## EXERCISE
Seek out every line containing the word "JSON", and copy each.
[start]
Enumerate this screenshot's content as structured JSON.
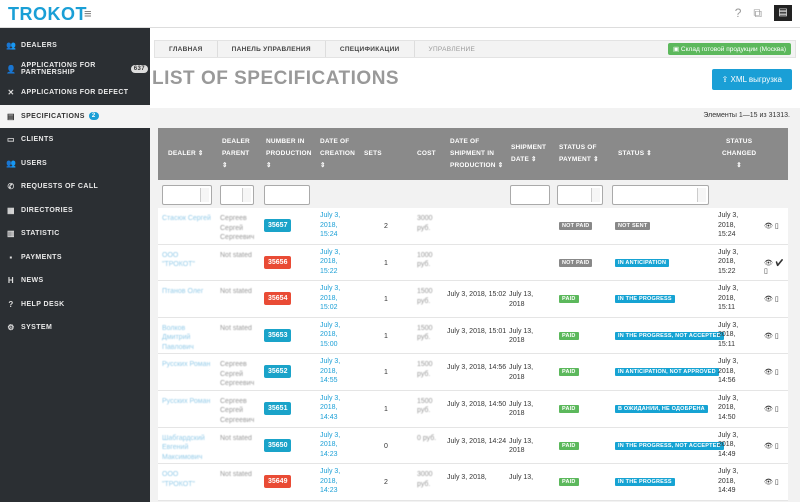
{
  "app": {
    "logo": "TROKOT"
  },
  "sidebar": {
    "items": [
      {
        "label": "DEALERS",
        "icon": "users-icon"
      },
      {
        "label": "APPLICATIONS FOR PARTNERSHIP",
        "icon": "user-plus-icon",
        "badge": "637"
      },
      {
        "label": "APPLICATIONS FOR DEFECT",
        "icon": "close-icon"
      },
      {
        "label": "SPECIFICATIONS",
        "icon": "file-icon",
        "badge": "2"
      },
      {
        "label": "CLIENTS",
        "icon": "card-icon"
      },
      {
        "label": "USERS",
        "icon": "users-icon"
      },
      {
        "label": "REQUESTS OF CALL",
        "icon": "phone-icon"
      },
      {
        "label": "DIRECTORIES",
        "icon": "folder-icon"
      },
      {
        "label": "STATISTIC",
        "icon": "chart-icon"
      },
      {
        "label": "PAYMENTS",
        "icon": "money-icon"
      },
      {
        "label": "NEWS",
        "icon": "h-icon"
      },
      {
        "label": "HELP DESK",
        "icon": "question-icon"
      },
      {
        "label": "SYSTEM",
        "icon": "gears-icon"
      }
    ]
  },
  "breadcrumb": [
    "ГЛАВНАЯ",
    "ПАНЕЛЬ УПРАВЛЕНИЯ",
    "СПЕЦИФИКАЦИИ",
    "УПРАВЛЕНИЕ"
  ],
  "warehouse_button": "Склад готовой продукции (Москва)",
  "page_title": "LIST OF SPECIFICATIONS",
  "xml_button": "XML выгрузка",
  "summary": "Элементы 1—15 из 31313.",
  "columns": [
    {
      "label": "DEALER ⇕"
    },
    {
      "label": "DEALER PARENT ⇕"
    },
    {
      "label": "NUMBER IN PRODUCTION ⇕"
    },
    {
      "label": "DATE OF CREATION ⇕"
    },
    {
      "label": "SETS"
    },
    {
      "label": "COST"
    },
    {
      "label": "DATE OF SHIPMENT IN PRODUCTION ⇕"
    },
    {
      "label": "SHIPMENT DATE ⇕"
    },
    {
      "label": "STATUS OF PAYMENT ⇕"
    },
    {
      "label": "STATUS ⇕"
    },
    {
      "label": "STATUS CHANGED ⇕"
    }
  ],
  "rows": [
    {
      "dealer": "Стасюк Сергей",
      "parent": "Сергеев Сергей Сергеевич",
      "number": "35657",
      "num_color": "blue",
      "created": [
        "July 3,",
        "2018,",
        "15:24"
      ],
      "sets": "2",
      "cost": "3000 руб.",
      "ship_prod": "",
      "ship": "",
      "payment": "NOT PAID",
      "pay_color": "gray",
      "status": "NOT SENT",
      "status_color": "gray",
      "changed": [
        "July 3,",
        "2018,",
        "15:24"
      ],
      "actions": "👁 ▯"
    },
    {
      "dealer": "ООО \"ТРОКОТ\"",
      "parent": "Not stated",
      "number": "35656",
      "num_color": "red",
      "created": [
        "July 3,",
        "2018,",
        "15:22"
      ],
      "sets": "1",
      "cost": "1000 руб.",
      "ship_prod": "",
      "ship": "",
      "payment": "NOT PAID",
      "pay_color": "gray",
      "status": "IN ANTICIPATION",
      "status_color": "blue",
      "changed": [
        "July 3,",
        "2018,",
        "15:22"
      ],
      "actions": "👁 ✔ ▯"
    },
    {
      "dealer": "Птанов Олег",
      "parent": "Not stated",
      "number": "35654",
      "num_color": "red",
      "created": [
        "July 3,",
        "2018,",
        "15:02"
      ],
      "sets": "1",
      "cost": "1500 руб.",
      "ship_prod": "July 3, 2018, 15:02",
      "ship": "July 13, 2018",
      "payment": "PAID",
      "pay_color": "green",
      "status": "IN THE PROGRESS",
      "status_color": "blue",
      "changed": [
        "July 3,",
        "2018,",
        "15:11"
      ],
      "actions": "👁 ▯"
    },
    {
      "dealer": "Волков Дмитрий Павлович",
      "parent": "Not stated",
      "number": "35653",
      "num_color": "blue",
      "created": [
        "July 3,",
        "2018,",
        "15:00"
      ],
      "sets": "1",
      "cost": "1500 руб.",
      "ship_prod": "July 3, 2018, 15:01",
      "ship": "July 13, 2018",
      "payment": "PAID",
      "pay_color": "green",
      "status": "IN THE PROGRESS, NOT ACCEPTED",
      "status_color": "blue",
      "changed": [
        "July 3,",
        "2018,",
        "15:11"
      ],
      "actions": "👁 ▯"
    },
    {
      "dealer": "Русских Роман",
      "parent": "Сергеев Сергей Сергеевич",
      "number": "35652",
      "num_color": "blue",
      "created": [
        "July 3,",
        "2018,",
        "14:55"
      ],
      "sets": "1",
      "cost": "1500 руб.",
      "ship_prod": "July 3, 2018, 14:56",
      "ship": "July 13, 2018",
      "payment": "PAID",
      "pay_color": "green",
      "status": "IN ANTICIPATION, NOT APPROVED",
      "status_color": "blue",
      "changed": [
        "July 3,",
        "2018,",
        "14:56"
      ],
      "actions": "👁 ▯"
    },
    {
      "dealer": "Русских Роман",
      "parent": "Сергеев Сергей Сергеевич",
      "number": "35651",
      "num_color": "blue",
      "created": [
        "July 3,",
        "2018,",
        "14:43"
      ],
      "sets": "1",
      "cost": "1500 руб.",
      "ship_prod": "July 3, 2018, 14:50",
      "ship": "July 13, 2018",
      "payment": "PAID",
      "pay_color": "green",
      "status": "В ОЖИДАНИИ, НЕ ОДОБРЕНА",
      "status_color": "blue",
      "changed": [
        "July 3,",
        "2018,",
        "14:50"
      ],
      "actions": "👁 ▯"
    },
    {
      "dealer": "Шабгардский Евгений Максимович",
      "parent": "Not stated",
      "number": "35650",
      "num_color": "blue",
      "created": [
        "July 3,",
        "2018,",
        "14:23"
      ],
      "sets": "0",
      "cost": "0 руб.",
      "ship_prod": "July 3, 2018, 14:24",
      "ship": "July 13, 2018",
      "payment": "PAID",
      "pay_color": "green",
      "status": "IN THE PROGRESS, NOT ACCEPTED",
      "status_color": "blue",
      "changed": [
        "July 3,",
        "2018,",
        "14:49"
      ],
      "actions": "👁 ▯"
    },
    {
      "dealer": "ООО \"ТРОКОТ\"",
      "parent": "Not stated",
      "number": "35649",
      "num_color": "red",
      "created": [
        "July 3,",
        "2018,",
        "14:23"
      ],
      "sets": "2",
      "cost": "3000 руб.",
      "ship_prod": "July 3, 2018,",
      "ship": "July 13,",
      "payment": "PAID",
      "pay_color": "green",
      "status": "IN THE PROGRESS",
      "status_color": "blue",
      "changed": [
        "July 3,",
        "2018,",
        "14:49"
      ],
      "actions": "👁 ▯"
    }
  ]
}
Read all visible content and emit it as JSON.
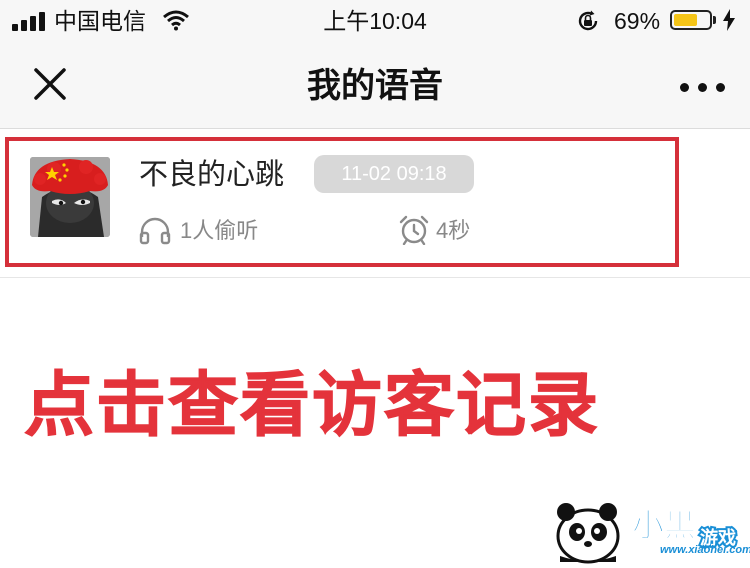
{
  "status_bar": {
    "carrier": "中国电信",
    "time": "上午10:04",
    "battery_percent": "69%",
    "battery_level": 0.69
  },
  "nav": {
    "title": "我的语音",
    "close_icon": "close-icon",
    "more_icon": "more-icon"
  },
  "voice_item": {
    "title": "不良的心跳",
    "timestamp": "11-02 09:18",
    "listeners": "1人偷听",
    "duration": "4秒"
  },
  "caption": "点击查看访客记录",
  "watermark": {
    "brand": "小黑游戏",
    "url": "www.xiaohei.com"
  },
  "colors": {
    "highlight": "#d5303a",
    "caption": "#e4333b",
    "battery": "#f5c518"
  }
}
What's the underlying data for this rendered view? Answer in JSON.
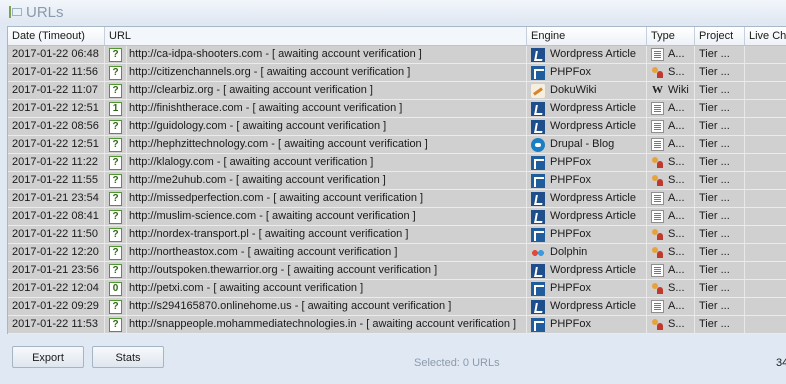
{
  "window": {
    "title": "URLs"
  },
  "columns": [
    "Date (Timeout)",
    "URL",
    "Engine",
    "Type",
    "Project",
    "Live Che"
  ],
  "rows": [
    {
      "date": "2017-01-22 06:48",
      "status": "?",
      "url": "http://ca-idpa-shooters.com - [ awaiting account verification ]",
      "engine": "Wordpress Article",
      "engine_icon": "wordpress-icon",
      "type": "A...",
      "type_icon": "article-icon",
      "project": "Tier ..."
    },
    {
      "date": "2017-01-22 11:56",
      "status": "?",
      "url": "http://citizenchannels.org - [ awaiting account verification ]",
      "engine": "PHPFox",
      "engine_icon": "phpfox-icon",
      "type": "S...",
      "type_icon": "social-icon",
      "project": "Tier ..."
    },
    {
      "date": "2017-01-22 11:07",
      "status": "?",
      "url": "http://clearbiz.org - [ awaiting account verification ]",
      "engine": "DokuWiki",
      "engine_icon": "dokuwiki-icon",
      "type": "Wiki",
      "type_icon": "wiki-icon",
      "project": "Tier ..."
    },
    {
      "date": "2017-01-22 12:51",
      "status": "1",
      "url": "http://finishtherace.com - [ awaiting account verification ]",
      "engine": "Wordpress Article",
      "engine_icon": "wordpress-icon",
      "type": "A...",
      "type_icon": "article-icon",
      "project": "Tier ..."
    },
    {
      "date": "2017-01-22 08:56",
      "status": "?",
      "url": "http://guidology.com - [ awaiting account verification ]",
      "engine": "Wordpress Article",
      "engine_icon": "wordpress-icon",
      "type": "A...",
      "type_icon": "article-icon",
      "project": "Tier ..."
    },
    {
      "date": "2017-01-22 12:51",
      "status": "?",
      "url": "http://hephzittechnology.com - [ awaiting account verification ]",
      "engine": "Drupal - Blog",
      "engine_icon": "drupal-icon",
      "type": "A...",
      "type_icon": "article-icon",
      "project": "Tier ..."
    },
    {
      "date": "2017-01-22 11:22",
      "status": "?",
      "url": "http://klalogy.com - [ awaiting account verification ]",
      "engine": "PHPFox",
      "engine_icon": "phpfox-icon",
      "type": "S...",
      "type_icon": "social-icon",
      "project": "Tier ..."
    },
    {
      "date": "2017-01-22 11:55",
      "status": "?",
      "url": "http://me2uhub.com - [ awaiting account verification ]",
      "engine": "PHPFox",
      "engine_icon": "phpfox-icon",
      "type": "S...",
      "type_icon": "social-icon",
      "project": "Tier ..."
    },
    {
      "date": "2017-01-21 23:54",
      "status": "?",
      "url": "http://missedperfection.com - [ awaiting account verification ]",
      "engine": "Wordpress Article",
      "engine_icon": "wordpress-icon",
      "type": "A...",
      "type_icon": "article-icon",
      "project": "Tier ..."
    },
    {
      "date": "2017-01-22 08:41",
      "status": "?",
      "url": "http://muslim-science.com - [ awaiting account verification ]",
      "engine": "Wordpress Article",
      "engine_icon": "wordpress-icon",
      "type": "A...",
      "type_icon": "article-icon",
      "project": "Tier ..."
    },
    {
      "date": "2017-01-22 11:50",
      "status": "?",
      "url": "http://nordex-transport.pl - [ awaiting account verification ]",
      "engine": "PHPFox",
      "engine_icon": "phpfox-icon",
      "type": "S...",
      "type_icon": "social-icon",
      "project": "Tier ..."
    },
    {
      "date": "2017-01-22 12:20",
      "status": "?",
      "url": "http://northeastox.com - [ awaiting account verification ]",
      "engine": "Dolphin",
      "engine_icon": "dolphin-icon",
      "type": "S...",
      "type_icon": "social-icon",
      "project": "Tier ..."
    },
    {
      "date": "2017-01-21 23:56",
      "status": "?",
      "url": "http://outspoken.thewarrior.org - [ awaiting account verification ]",
      "engine": "Wordpress Article",
      "engine_icon": "wordpress-icon",
      "type": "A...",
      "type_icon": "article-icon",
      "project": "Tier ..."
    },
    {
      "date": "2017-01-22 12:04",
      "status": "0",
      "url": "http://petxi.com - [ awaiting account verification ]",
      "engine": "PHPFox",
      "engine_icon": "phpfox-icon",
      "type": "S...",
      "type_icon": "social-icon",
      "project": "Tier ..."
    },
    {
      "date": "2017-01-22 09:29",
      "status": "?",
      "url": "http://s294165870.onlinehome.us - [ awaiting account verification ]",
      "engine": "Wordpress Article",
      "engine_icon": "wordpress-icon",
      "type": "A...",
      "type_icon": "article-icon",
      "project": "Tier ..."
    },
    {
      "date": "2017-01-22 11:53",
      "status": "?",
      "url": "http://snappeople.mohammediatechnologies.in - [ awaiting account verification ]",
      "engine": "PHPFox",
      "engine_icon": "phpfox-icon",
      "type": "S...",
      "type_icon": "social-icon",
      "project": "Tier ..."
    }
  ],
  "footer": {
    "export_label": "Export",
    "stats_label": "Stats",
    "selected_text": "Selected: 0 URLs",
    "count_text": "34"
  },
  "colors": {
    "row_bg": "#d0d0d0",
    "status_border": "#4e9a2e"
  }
}
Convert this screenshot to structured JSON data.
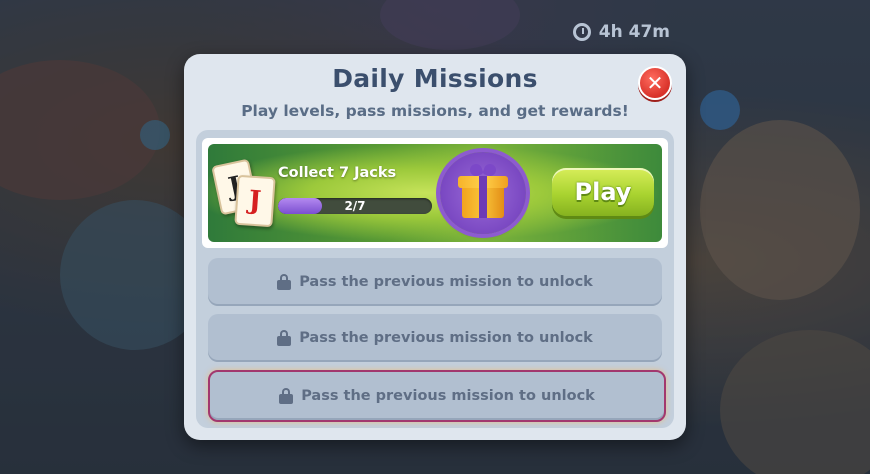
{
  "timer": {
    "icon": "clock-icon",
    "text": "4h 47m"
  },
  "modal": {
    "title": "Daily Missions",
    "subtitle": "Play levels, pass missions, and get rewards!",
    "close_icon": "close-icon"
  },
  "active_mission": {
    "label": "Collect 7 Jacks",
    "card_back_letter": "J",
    "card_front_letter": "J",
    "progress_text": "2/7",
    "progress_current": 2,
    "progress_total": 7,
    "reward_icon": "gift-icon",
    "play_label": "Play"
  },
  "locked_missions": [
    {
      "text": "Pass the previous mission to unlock",
      "icon": "lock-icon"
    },
    {
      "text": "Pass the previous mission to unlock",
      "icon": "lock-icon"
    },
    {
      "text": "Pass the previous mission to unlock",
      "icon": "lock-icon"
    }
  ],
  "colors": {
    "title": "#3b4f6d",
    "play_button": "#a9d330",
    "close_button": "#d8322a",
    "progress_fill": "#7b4fd0",
    "highlight_border": "#a2386e"
  }
}
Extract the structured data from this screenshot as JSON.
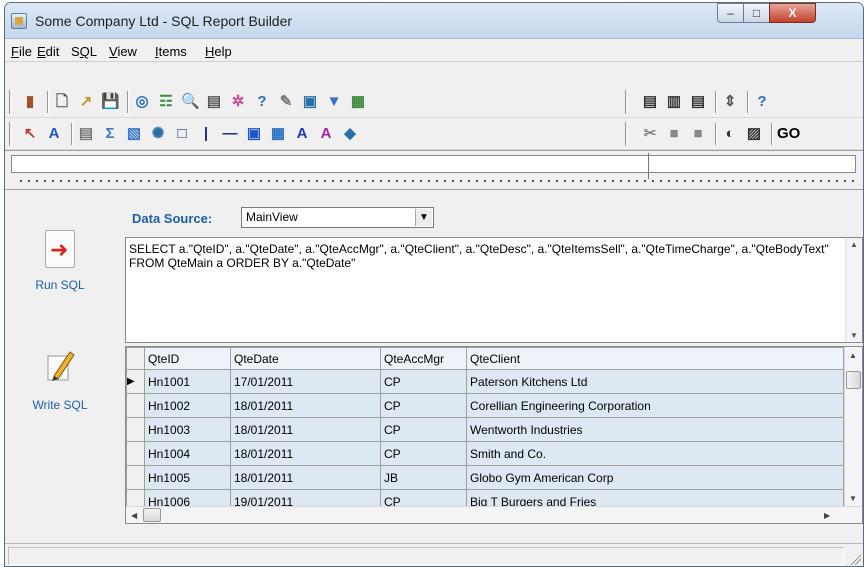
{
  "window": {
    "title": "Some Company Ltd - SQL Report Builder"
  },
  "caption_buttons": {
    "minimize": "–",
    "maximize": "□",
    "close": "X"
  },
  "menu": [
    {
      "pre": "",
      "key": "F",
      "post": "ile"
    },
    {
      "pre": "",
      "key": "E",
      "post": "dit"
    },
    {
      "pre": "S",
      "key": "Q",
      "post": "L"
    },
    {
      "pre": "",
      "key": "V",
      "post": "iew"
    },
    {
      "pre": "",
      "key": "I",
      "post": "tems"
    },
    {
      "pre": "",
      "key": "H",
      "post": "elp"
    }
  ],
  "sidebar": {
    "run_sql": "Run SQL",
    "write_sql": "Write SQL"
  },
  "data_source": {
    "label": "Data Source:",
    "value": "MainView"
  },
  "sql": {
    "text": "SELECT a.\"QteID\", a.\"QteDate\", a.\"QteAccMgr\", a.\"QteClient\", a.\"QteDesc\", a.\"QteItemsSell\", a.\"QteTimeCharge\", a.\"QteBodyText\" FROM QteMain a   ORDER BY a.\"QteDate\""
  },
  "grid": {
    "columns": [
      "QteID",
      "QteDate",
      "QteAccMgr",
      "QteClient"
    ],
    "rows": [
      [
        "Hn1001",
        "17/01/2011",
        "CP",
        "Paterson Kitchens Ltd"
      ],
      [
        "Hn1002",
        "18/01/2011",
        "CP",
        "Corellian Engineering Corporation"
      ],
      [
        "Hn1003",
        "18/01/2011",
        "CP",
        "Wentworth Industries"
      ],
      [
        "Hn1004",
        "18/01/2011",
        "CP",
        "Smith and Co."
      ],
      [
        "Hn1005",
        "18/01/2011",
        "JB",
        "Globo Gym American Corp"
      ],
      [
        "Hn1006",
        "19/01/2011",
        "CP",
        "Big T Burgers and Fries"
      ]
    ],
    "current_row": 0
  },
  "toolbar_icons": {
    "row1_left": [
      "exit-icon",
      "new-icon",
      "open-icon",
      "save-icon",
      "web-icon",
      "database-icon",
      "search-icon",
      "table-icon",
      "puzzle-icon",
      "query-icon",
      "wizard-icon",
      "preview-icon",
      "filter-icon",
      "export-icon"
    ],
    "row1_right": [
      "page-icon",
      "calendar-icon",
      "list-icon",
      "spin-icon",
      "help-icon"
    ],
    "row2_left": [
      "pointer-icon",
      "text-icon",
      "memo-icon",
      "sum-icon",
      "image-icon",
      "gear-icon",
      "rectangle-icon",
      "vline-icon",
      "hline-icon",
      "label-icon",
      "chart-icon",
      "richtext-icon",
      "richtext2-icon",
      "dbimage-icon"
    ],
    "row2_right": [
      "cut-icon",
      "copy-icon",
      "paste-icon",
      "align-icon",
      "hatch-icon",
      "go-icon"
    ]
  },
  "toolbar_glyphs": {
    "row1_left": [
      "▮",
      "🗋",
      "↗",
      "💾",
      "◎",
      "☶",
      "🔍",
      "▤",
      "✲",
      "?",
      "✎",
      "▣",
      "▼",
      "▦"
    ],
    "row1_right": [
      "▤",
      "▥",
      "▤",
      "⇕",
      "?"
    ],
    "row2_left": [
      "↖",
      "A",
      "▤",
      "Σ",
      "▧",
      "✺",
      "□",
      "|",
      "—",
      "▣",
      "▦",
      "A",
      "A",
      "◆"
    ],
    "row2_right": [
      "✂",
      "■",
      "■",
      "◐",
      "▨",
      "GO"
    ]
  },
  "colors": {
    "accent_blue": "#1f5fa8",
    "grid_cell": "#dde8f3",
    "close_red": "#c4412c"
  }
}
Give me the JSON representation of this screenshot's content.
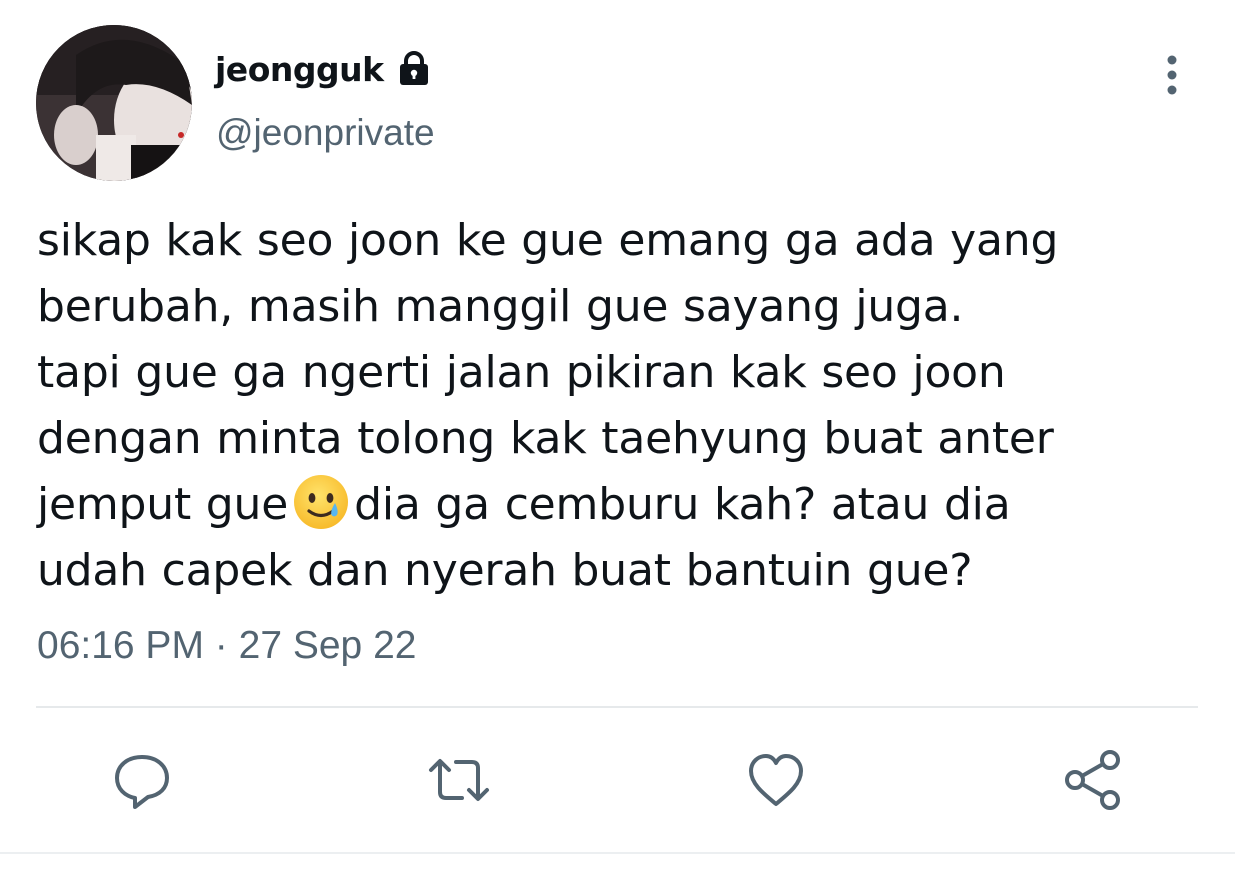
[end]
## FINAL ANSWER
Enumerate this screenshot's content as structured JSON.
Read all visible content and emit it as JSON.
What's the underlying data for this rendered view? Answer in JSON.
Convert this screenshot to structured JSON data.
Extract the structured data from this screenshot as JSON.
Give me the JSON representation of this screenshot's content.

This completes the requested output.